* _Task to complete_: Word for word, copy all the data and drop the pictures.

Stored items
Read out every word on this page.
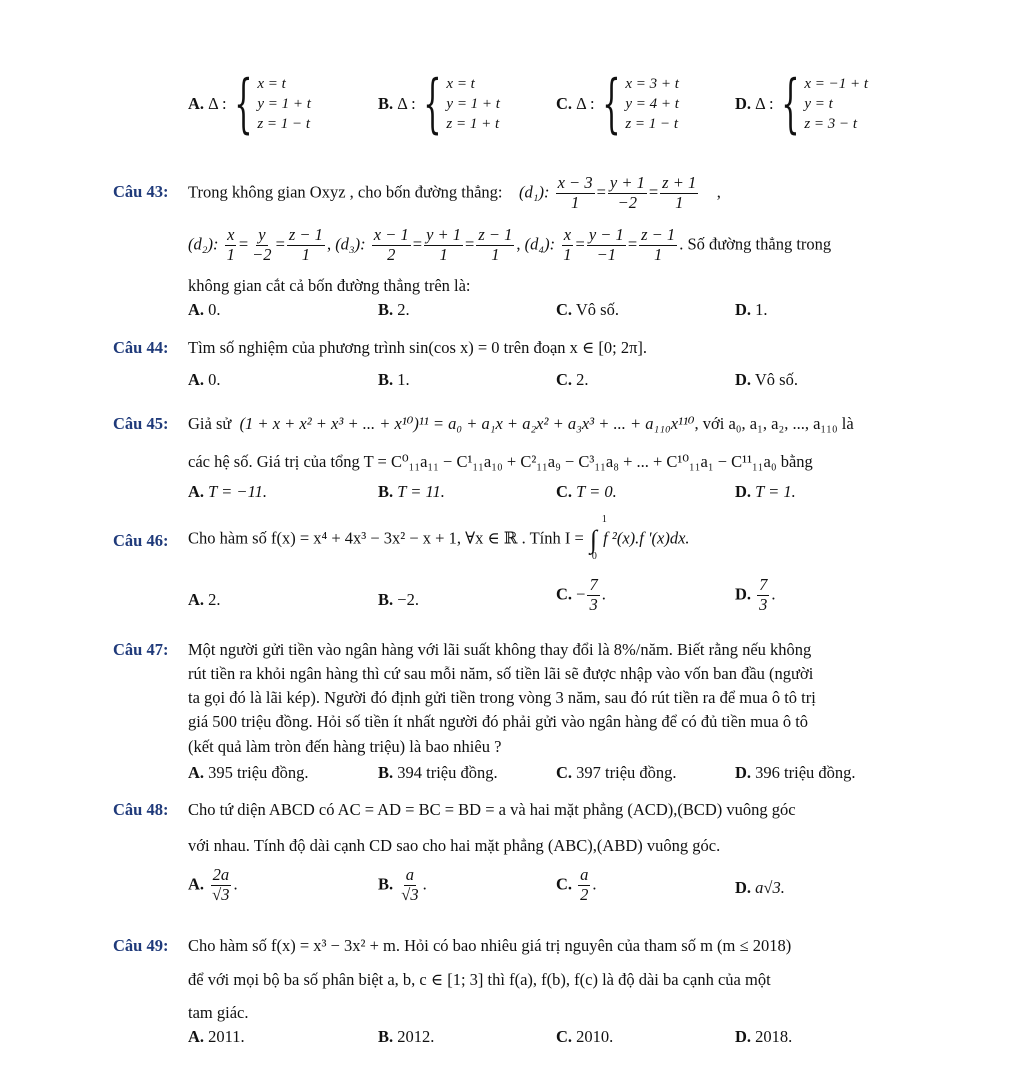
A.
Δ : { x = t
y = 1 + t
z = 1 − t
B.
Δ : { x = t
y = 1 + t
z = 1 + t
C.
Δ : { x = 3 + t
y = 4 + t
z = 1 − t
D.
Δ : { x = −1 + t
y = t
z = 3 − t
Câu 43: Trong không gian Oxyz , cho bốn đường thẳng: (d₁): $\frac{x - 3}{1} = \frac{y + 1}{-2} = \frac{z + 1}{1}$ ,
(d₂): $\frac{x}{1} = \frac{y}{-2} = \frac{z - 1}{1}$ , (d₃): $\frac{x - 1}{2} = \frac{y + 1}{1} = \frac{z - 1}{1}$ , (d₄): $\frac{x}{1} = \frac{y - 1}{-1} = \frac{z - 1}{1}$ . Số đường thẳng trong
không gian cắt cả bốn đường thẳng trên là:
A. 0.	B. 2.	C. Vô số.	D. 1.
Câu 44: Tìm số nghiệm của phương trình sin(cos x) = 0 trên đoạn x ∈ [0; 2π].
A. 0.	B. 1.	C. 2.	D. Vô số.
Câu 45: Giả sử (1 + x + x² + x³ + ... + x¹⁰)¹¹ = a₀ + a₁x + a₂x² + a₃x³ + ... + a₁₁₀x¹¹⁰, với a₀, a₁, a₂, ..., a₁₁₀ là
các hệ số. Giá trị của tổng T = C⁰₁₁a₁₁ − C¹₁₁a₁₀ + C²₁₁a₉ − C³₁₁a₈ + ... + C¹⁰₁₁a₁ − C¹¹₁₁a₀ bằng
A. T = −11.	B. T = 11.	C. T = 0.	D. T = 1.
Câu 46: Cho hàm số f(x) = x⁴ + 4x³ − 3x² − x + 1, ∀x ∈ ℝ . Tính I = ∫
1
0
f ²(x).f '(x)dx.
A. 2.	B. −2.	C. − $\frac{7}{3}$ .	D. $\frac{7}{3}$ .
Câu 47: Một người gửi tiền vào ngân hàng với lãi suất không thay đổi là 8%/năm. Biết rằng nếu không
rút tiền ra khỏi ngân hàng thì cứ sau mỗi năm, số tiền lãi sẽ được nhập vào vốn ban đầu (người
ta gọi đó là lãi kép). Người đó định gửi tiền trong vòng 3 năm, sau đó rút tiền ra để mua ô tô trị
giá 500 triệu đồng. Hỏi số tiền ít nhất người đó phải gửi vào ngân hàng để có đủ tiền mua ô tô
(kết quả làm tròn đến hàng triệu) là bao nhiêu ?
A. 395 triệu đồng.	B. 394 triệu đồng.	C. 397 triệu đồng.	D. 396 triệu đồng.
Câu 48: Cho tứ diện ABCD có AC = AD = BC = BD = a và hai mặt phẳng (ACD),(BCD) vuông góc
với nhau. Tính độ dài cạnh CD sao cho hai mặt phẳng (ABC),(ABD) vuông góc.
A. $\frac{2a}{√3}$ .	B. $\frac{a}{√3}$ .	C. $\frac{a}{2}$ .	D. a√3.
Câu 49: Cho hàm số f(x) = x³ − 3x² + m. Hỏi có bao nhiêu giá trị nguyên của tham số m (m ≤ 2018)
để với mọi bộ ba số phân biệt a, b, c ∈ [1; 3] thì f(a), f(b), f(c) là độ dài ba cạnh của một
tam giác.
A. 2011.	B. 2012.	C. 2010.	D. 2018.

* _Finished answer_:
Read out every word on this page.
A.
Δ : { x = t
y = 1 + t
z = 1 − t
B.
Δ : { x = t
y = 1 + t
z = 1 + t
C.
Δ : { x = 3 + t
y = 4 + t
z = 1 − t
D.
Δ : { x = −1 + t
y = t
z = 3 − t
Câu 43: Trong không gian Oxyz , cho bốn đường thẳng: (d₁): $\frac{x - 3}{1} = \frac{y + 1}{-2} = \frac{z + 1}{1}$ ,
(d₂): $\frac{x}{1} = \frac{y}{-2} = \frac{z - 1}{1}$ , (d₃): $\frac{x - 1}{2} = \frac{y + 1}{1} = \frac{z - 1}{1}$ , (d₄): $\frac{x}{1} = \frac{y - 1}{-1} = \frac{z - 1}{1}$ . Số đường thẳng trong
không gian cắt cả bốn đường thẳng trên là:
A. 0.	B. 2.	C. Vô số.	D. 1.
Câu 44: Tìm số nghiệm của phương trình sin(cos x) = 0 trên đoạn x ∈ [0; 2π].
A. 0.	B. 1.	C. 2.	D. Vô số.
Câu 45: Giả sử (1 + x + x² + x³ + ... + x¹⁰)¹¹ = a₀ + a₁x + a₂x² + a₃x³ + ... + a₁₁₀x¹¹⁰, với a₀, a₁, a₂, ..., a₁₁₀ là
các hệ số. Giá trị của tổng T = C⁰₁₁a₁₁ − C¹₁₁a₁₀ + C²₁₁a₉ − C³₁₁a₈ + ... + C¹⁰₁₁a₁ − C¹¹₁₁a₀ bằng
A. T = −11.	B. T = 11.	C. T = 0.	D. T = 1.
Câu 46: Cho hàm số f(x) = x⁴ + 4x³ − 3x² − x + 1, ∀x ∈ ℝ . Tính I = ∫
1
0
f ²(x).f '(x)dx.
A. 2.	B. −2.	C. − $\frac{7}{3}$ .	D. $\frac{7}{3}$ .
Câu 47: Một người gửi tiền vào ngân hàng với lãi suất không thay đổi là 8%/năm. Biết rằng nếu không
rút tiền ra khỏi ngân hàng thì cứ sau mỗi năm, số tiền lãi sẽ được nhập vào vốn ban đầu (người
ta gọi đó là lãi kép). Người đó định gửi tiền trong vòng 3 năm, sau đó rút tiền ra để mua ô tô trị
giá 500 triệu đồng. Hỏi số tiền ít nhất người đó phải gửi vào ngân hàng để có đủ tiền mua ô tô
(kết quả làm tròn đến hàng triệu) là bao nhiêu ?
A. 395 triệu đồng.	B. 394 triệu đồng.	C. 397 triệu đồng.	D. 396 triệu đồng.
Câu 48: Cho tứ diện ABCD có AC = AD = BC = BD = a và hai mặt phẳng (ACD),(BCD) vuông góc
với nhau. Tính độ dài cạnh CD sao cho hai mặt phẳng (ABC),(ABD) vuông góc.
A. $\frac{2a}{√3}$ .	B. $\frac{a}{√3}$ .	C. $\frac{a}{2}$ .	D. a√3.
Câu 49: Cho hàm số f(x) = x³ − 3x² + m. Hỏi có bao nhiêu giá trị nguyên của tham số m (m ≤ 2018)
để với mọi bộ ba số phân biệt a, b, c ∈ [1; 3] thì f(a), f(b), f(c) là độ dài ba cạnh của một
tam giác.
A. 2011.	B. 2012.	C. 2010.	D. 2018.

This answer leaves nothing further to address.